### Passage:
+++

The next step (which might not happen until early next week) is the actual 'Vayishlach' part. We will be sending them in the mail to family members. Usually we give things in person but Yaakov used messengers and so will we.  The girls began addressing the envelopes and I realized it is a life skill in which they are not yet adept. The theme of the postal system and Vayishlach could be great in a preschool setting. 

May you have great success in avoiding conflict and achieve resolution speedily and successfully when it occurs.

Shabbat Shalom!


Sunday 26 November 2017

Vayetzei- a good night's sleep

The secret to a great night sleep is a pile of rocks. Or maybe just one rock. The perasha begins with Yaakov on the run from Eisav and stopping to sleep.   
11And he arrived at the place and lodged there because the sun had set, and he took some of the stones of the place and placed [them] at his head, and he lay down in that place.יאוַיִּפְגַּ֨ע בַּמָּק֜וֹם וַיָּ֤לֶן שָׁם֙ כִּי־בָ֣א הַשֶּׁ֔מֶשׁ וַיִּקַּח֙ מֵֽאַבְנֵ֣י הַמָּק֔וֹם וַיָּ֖שֶׂם מְרַֽאֲשֹׁתָ֑יו וַיִּשְׁכַּ֖ב בַּמָּק֥וֹם הַהֽוּא:
Rashi explains that what started as multiple stones under his head fused into one over the course of the night.  The implications of this is the basis of many profound divrei Torah and something the girls addressed in perasha projects here and here

Recently Cohava was whining about her pillow being uncomfortable and I wondered was Yaakov the last person to say, "I'm tired! Where can I find a good rock pillow?" A little research revealed that hard pillows, made from rock, stone, or ceramics were the only options in the ancient world. Eventually the Romans and Greeks 'invented' soft pillows, although their purpose was for knees while kneeling and under the head of deceased, not for a good night sleep.

+++

### Directive 1:
In two sentences, what does the passage say?
### Directive 2:
In the passage, what does Rashi say happened to the stones under Yaakov's head over the course of the night?
### Directive 3:
Can you reproduce the passage's wording between "The next step" and "stopping to sleep.", inclusive?

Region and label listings
+++

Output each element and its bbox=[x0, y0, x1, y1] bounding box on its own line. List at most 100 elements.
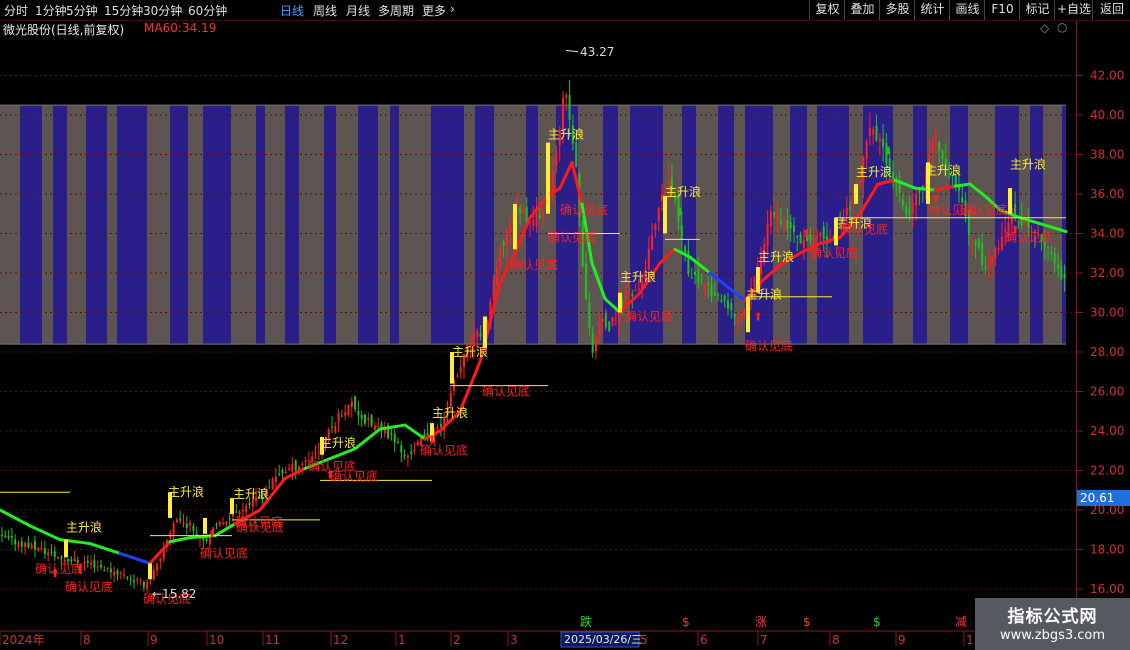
candle-body bbox=[595, 337, 597, 352]
band-segment bbox=[231, 105, 256, 345]
candle-body bbox=[875, 126, 878, 141]
band-segment bbox=[53, 105, 67, 345]
candle-body bbox=[905, 206, 908, 215]
band-segment bbox=[682, 105, 696, 345]
time-label-7: 2 bbox=[453, 633, 461, 647]
candle-body bbox=[228, 517, 231, 520]
up-arrow-icon: ⬆ bbox=[1010, 224, 1019, 237]
main-wave-label: 主升浪 bbox=[66, 520, 102, 535]
band-segment bbox=[431, 105, 464, 345]
candle-body bbox=[436, 427, 439, 430]
band-segment bbox=[950, 105, 968, 345]
candle-body bbox=[291, 463, 294, 472]
candle-body bbox=[776, 214, 779, 222]
candle-body bbox=[390, 433, 393, 435]
main-wave-label: 主升浪 bbox=[856, 164, 892, 179]
high-marker-line bbox=[565, 49, 579, 53]
band-segment bbox=[42, 105, 53, 345]
candle-body bbox=[215, 524, 218, 526]
candle-body bbox=[499, 246, 502, 267]
candle-body bbox=[53, 551, 56, 557]
up-arrow-icon: ⬆ bbox=[50, 567, 59, 580]
candle-body bbox=[1, 534, 3, 536]
candle-body bbox=[123, 574, 126, 576]
candle-body bbox=[793, 225, 795, 232]
candle-body bbox=[439, 424, 442, 427]
candle-body bbox=[991, 255, 993, 265]
candle-body bbox=[67, 559, 69, 562]
candle-body bbox=[727, 300, 729, 309]
candle-body bbox=[73, 557, 76, 562]
band-segment bbox=[86, 105, 107, 345]
main-wave-label: 主升浪 bbox=[432, 405, 468, 420]
main-wave-label: 主升浪 bbox=[925, 162, 961, 177]
candle-body bbox=[568, 94, 571, 120]
confirm-bottom-label: 确认见底 bbox=[560, 202, 608, 217]
time-label-6: 1 bbox=[398, 633, 406, 647]
band-segment bbox=[399, 105, 431, 345]
kline-chart[interactable]: 主升浪主升浪 主升浪主升浪主升浪主升浪主升浪主升浪主升浪主升浪主升浪主升浪主升浪主… bbox=[0, 0, 1130, 650]
main-wave-label: 主升浪 bbox=[746, 287, 782, 302]
candle-body bbox=[661, 194, 663, 201]
candle-body bbox=[624, 290, 627, 304]
signal-bar bbox=[513, 203, 517, 250]
candle-body bbox=[697, 270, 700, 284]
event-marker-3: $ bbox=[803, 615, 811, 629]
candle-body bbox=[350, 401, 353, 408]
candle-body bbox=[694, 271, 696, 276]
candle-body bbox=[7, 535, 10, 538]
candle-body bbox=[314, 453, 317, 455]
signal-bar bbox=[483, 316, 487, 349]
band-segment bbox=[913, 105, 927, 345]
candle-body bbox=[941, 150, 944, 159]
event-marker-0: 跌 bbox=[580, 614, 592, 629]
band-segment bbox=[927, 105, 950, 345]
candle-body bbox=[185, 523, 188, 528]
candle-body bbox=[819, 232, 822, 237]
candle-body bbox=[119, 572, 122, 574]
down-arrow-icon: ⬇ bbox=[883, 145, 892, 158]
candle-body bbox=[971, 239, 974, 241]
candle-body bbox=[142, 581, 145, 588]
main-wave-label: 主升浪 bbox=[665, 184, 701, 199]
ma60-line bbox=[213, 522, 237, 538]
candle-body bbox=[182, 522, 185, 525]
candle-body bbox=[129, 578, 132, 580]
candle-body bbox=[50, 552, 53, 554]
candle-body bbox=[981, 242, 984, 265]
confirm-bottom-label: 确认见底 bbox=[510, 257, 558, 272]
candle-body bbox=[30, 544, 33, 549]
candle-body bbox=[1000, 236, 1003, 251]
main-wave-label: 主升浪 bbox=[1010, 156, 1046, 171]
time-label-12: 8 bbox=[832, 633, 840, 647]
candle-body bbox=[96, 566, 99, 568]
event-marker-1: $ bbox=[682, 615, 690, 629]
candle-body bbox=[845, 207, 848, 216]
up-arrow-icon: ⬆ bbox=[325, 468, 334, 481]
main-wave-label: 主升浪 bbox=[168, 484, 204, 499]
candle-body bbox=[519, 207, 522, 214]
band-segment bbox=[464, 105, 475, 345]
ma60-line bbox=[328, 447, 357, 461]
candle-body bbox=[611, 316, 614, 326]
candle-body bbox=[555, 152, 558, 166]
candle-body bbox=[397, 441, 399, 443]
candle-body bbox=[802, 239, 805, 248]
axis-divider bbox=[1076, 21, 1077, 631]
price-tick-13: 16.00 bbox=[1090, 582, 1124, 596]
candle-body bbox=[779, 220, 782, 224]
cursor-date: 2025/03/26/三 bbox=[564, 633, 642, 646]
candle-body bbox=[1060, 265, 1063, 280]
candle-body bbox=[703, 284, 706, 291]
candle-body bbox=[637, 288, 640, 290]
ma60-line bbox=[953, 182, 972, 188]
candle-body bbox=[459, 367, 462, 373]
time-label-1: 8 bbox=[83, 633, 91, 647]
band-segment bbox=[696, 105, 718, 345]
low-price-marker: ←15.82 bbox=[152, 587, 196, 601]
time-label-4: 11 bbox=[265, 633, 280, 647]
candle-body bbox=[492, 279, 495, 300]
candle-body bbox=[284, 472, 287, 474]
candle-body bbox=[360, 414, 363, 419]
candle-body bbox=[245, 505, 248, 513]
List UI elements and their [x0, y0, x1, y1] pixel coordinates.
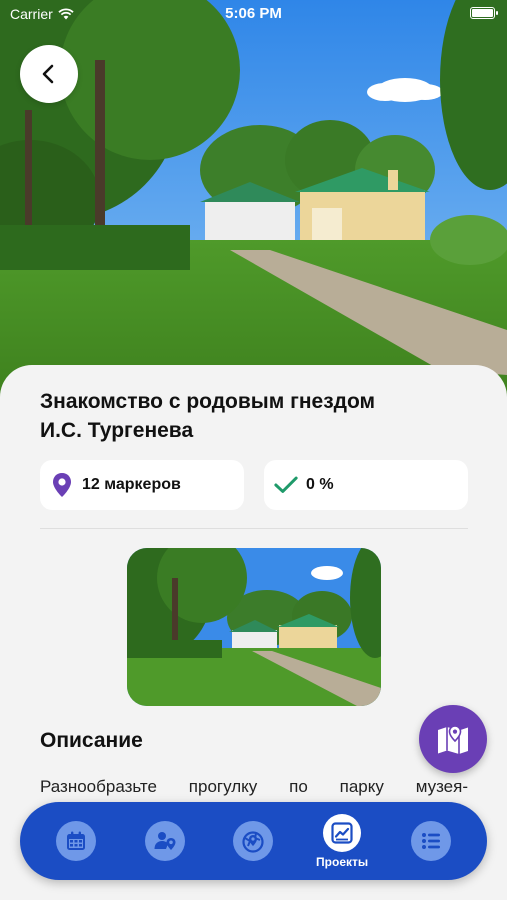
- calendar-icon: [56, 821, 97, 861]
- tour-title-line-1: Знакомство с родовым гнездом: [40, 390, 376, 413]
- map-location-icon: [438, 725, 468, 754]
- description-title: Описание: [40, 729, 143, 752]
- projects-chart-icon: [323, 813, 362, 852]
- status-bar: Carrier 5:06 PM: [0, 0, 507, 28]
- back-button[interactable]: [20, 45, 78, 103]
- map-button[interactable]: [419, 705, 487, 773]
- status-time: 5:06 PM: [225, 5, 282, 22]
- tab-user-location[interactable]: [129, 806, 201, 876]
- globe-pin-icon: [233, 821, 274, 861]
- hero-photo: [0, 0, 507, 410]
- progress-card: 0 %: [264, 460, 468, 510]
- tab-calendar[interactable]: [40, 806, 112, 876]
- tab-globe-location[interactable]: [217, 806, 289, 876]
- map-pin-icon: [50, 473, 74, 497]
- checkmark-icon: [274, 473, 298, 497]
- tour-title: Знакомство с родовым гнездом И.С. Турген…: [40, 387, 460, 445]
- user-location-icon: [144, 821, 185, 861]
- tour-title-line-2: И.С. Тургенева: [40, 419, 194, 442]
- tab-projects-label: Проекты: [316, 854, 369, 869]
- description-text: Разнообразьте прогулку по парку музея-: [40, 777, 468, 796]
- tab-projects[interactable]: Проекты: [306, 806, 378, 876]
- bottom-tab-bar: Проекты: [20, 802, 487, 880]
- markers-count-card: 12 маркеров: [40, 460, 244, 510]
- divider: [40, 528, 468, 529]
- list-icon: [410, 821, 451, 861]
- tab-list[interactable]: [395, 806, 467, 876]
- progress-label: 0 %: [306, 476, 334, 493]
- chevron-left-icon: [42, 64, 54, 84]
- markers-count-label: 12 маркеров: [82, 476, 181, 493]
- tour-thumbnail[interactable]: [127, 548, 381, 706]
- battery-icon: [470, 7, 498, 19]
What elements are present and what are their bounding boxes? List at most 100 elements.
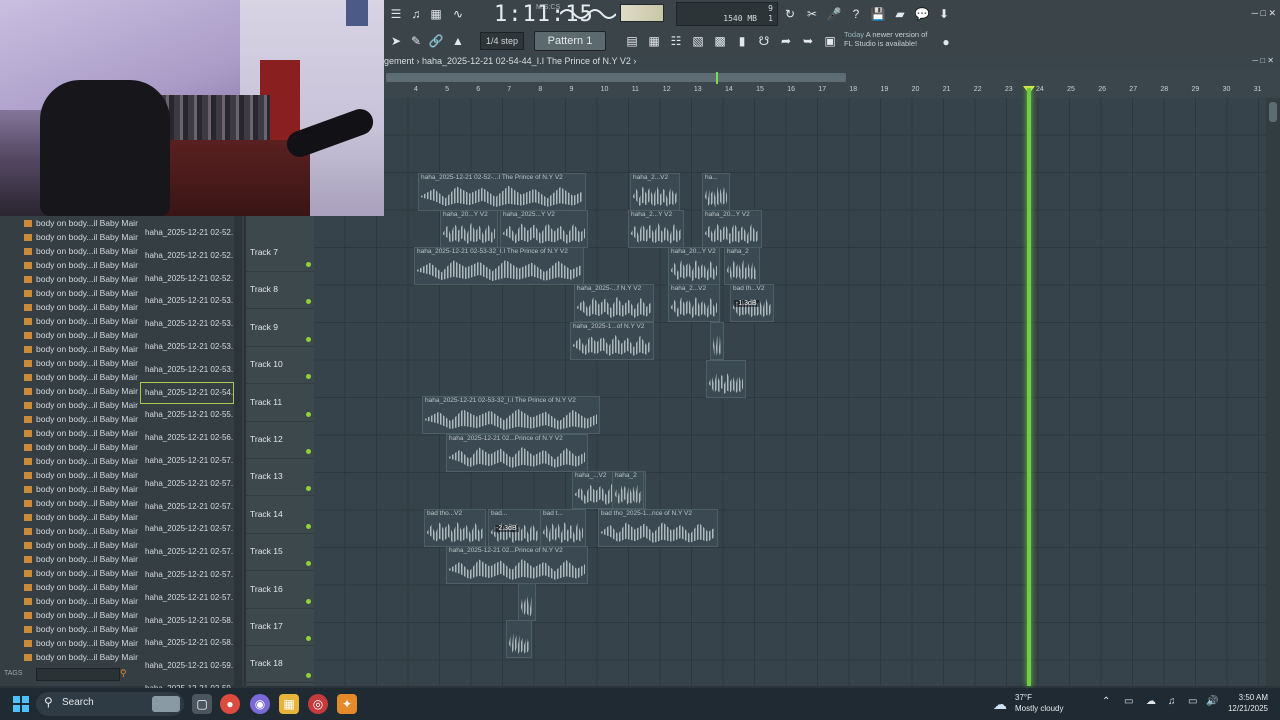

+++

### Final result 1:
The passage describes the next step of sending things by mail to family members as Yaakov used messengers, and notes that the girls are not yet adept at addressing envelopes. It then turns to Vayetzei, where Yaakov placed stones at his head to sleep that Rashi says fused into one during the night, and explains that hard pillows of rock, stone or ceramics were the only ancient options until the Romans and Greeks made soft pillows for knees and for the deceased.

### Final result 2:
They fused into one.

### Final result 3:
The next step (which might not happen until early next week) is the actual 'Vayishlach' part. We will be sending them in the mail to family members. Usually we give things in person but Yaakov used messengers and so will we.  The girls began addressing the envelopes and I realized it is a life skill in which they are not yet adept. The theme of the postal system and Vayishlach could be great in a preschool setting. 

May you have great success in avoiding conflict and achieve resolution speedily and successfully when it occurs.

Shabbat Shalom!


Sunday 26 November 2017

Vayetzei- a good night's sleep

The secret to a great night sleep is a pile of rocks. Or maybe just one rock. The perasha begins with Yaakov on the run from Eisav and stopping to sleep.